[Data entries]

■ ■ ■

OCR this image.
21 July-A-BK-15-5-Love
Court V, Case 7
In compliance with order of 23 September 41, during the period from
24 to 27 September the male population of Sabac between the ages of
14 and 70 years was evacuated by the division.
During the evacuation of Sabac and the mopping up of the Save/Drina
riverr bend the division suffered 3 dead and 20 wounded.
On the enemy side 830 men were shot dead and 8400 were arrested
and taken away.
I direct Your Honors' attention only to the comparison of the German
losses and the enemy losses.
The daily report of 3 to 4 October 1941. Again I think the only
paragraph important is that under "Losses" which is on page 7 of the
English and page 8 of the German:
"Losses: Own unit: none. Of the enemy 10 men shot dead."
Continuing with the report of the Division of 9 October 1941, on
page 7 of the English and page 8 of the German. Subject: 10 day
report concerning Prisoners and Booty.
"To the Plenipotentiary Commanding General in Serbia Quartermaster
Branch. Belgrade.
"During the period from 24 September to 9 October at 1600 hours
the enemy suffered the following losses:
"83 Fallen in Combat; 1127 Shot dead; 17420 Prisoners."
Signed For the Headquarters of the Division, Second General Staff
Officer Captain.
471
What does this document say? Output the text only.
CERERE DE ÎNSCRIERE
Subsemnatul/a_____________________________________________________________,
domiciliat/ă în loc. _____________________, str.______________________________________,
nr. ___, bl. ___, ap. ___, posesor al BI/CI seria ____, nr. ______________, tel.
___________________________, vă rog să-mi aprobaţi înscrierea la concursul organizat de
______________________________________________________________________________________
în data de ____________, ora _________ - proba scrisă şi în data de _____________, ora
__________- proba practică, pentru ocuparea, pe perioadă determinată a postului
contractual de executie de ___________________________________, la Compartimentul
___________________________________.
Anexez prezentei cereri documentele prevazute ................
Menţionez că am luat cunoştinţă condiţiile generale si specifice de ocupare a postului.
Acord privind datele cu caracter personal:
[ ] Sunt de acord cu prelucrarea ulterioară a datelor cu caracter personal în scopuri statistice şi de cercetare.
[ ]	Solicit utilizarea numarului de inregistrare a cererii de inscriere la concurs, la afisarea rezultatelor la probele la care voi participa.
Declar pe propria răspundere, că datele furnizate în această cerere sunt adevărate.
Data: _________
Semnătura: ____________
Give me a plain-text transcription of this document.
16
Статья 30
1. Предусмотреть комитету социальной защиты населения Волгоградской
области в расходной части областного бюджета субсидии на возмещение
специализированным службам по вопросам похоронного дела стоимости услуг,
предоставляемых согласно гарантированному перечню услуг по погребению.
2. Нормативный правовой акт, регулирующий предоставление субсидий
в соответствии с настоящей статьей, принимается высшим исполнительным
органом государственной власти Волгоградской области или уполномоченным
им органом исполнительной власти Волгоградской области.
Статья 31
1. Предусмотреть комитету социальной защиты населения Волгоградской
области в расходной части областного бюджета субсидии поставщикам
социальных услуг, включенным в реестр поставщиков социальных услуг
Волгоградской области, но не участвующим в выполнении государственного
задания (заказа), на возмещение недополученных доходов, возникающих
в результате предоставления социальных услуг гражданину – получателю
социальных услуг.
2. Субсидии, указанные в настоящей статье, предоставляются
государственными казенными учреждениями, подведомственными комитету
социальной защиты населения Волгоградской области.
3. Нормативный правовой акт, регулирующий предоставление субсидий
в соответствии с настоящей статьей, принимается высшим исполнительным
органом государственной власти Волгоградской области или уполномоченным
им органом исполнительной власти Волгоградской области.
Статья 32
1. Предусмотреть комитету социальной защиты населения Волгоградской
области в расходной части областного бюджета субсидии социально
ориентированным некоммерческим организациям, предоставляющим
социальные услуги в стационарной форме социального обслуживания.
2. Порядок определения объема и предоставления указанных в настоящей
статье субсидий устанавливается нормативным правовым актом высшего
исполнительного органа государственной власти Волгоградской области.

■ ■ ■

(SET PROBLEM) In how many lines of the data does the string "from" appear? Give only the number.

(TASK RESULT) 2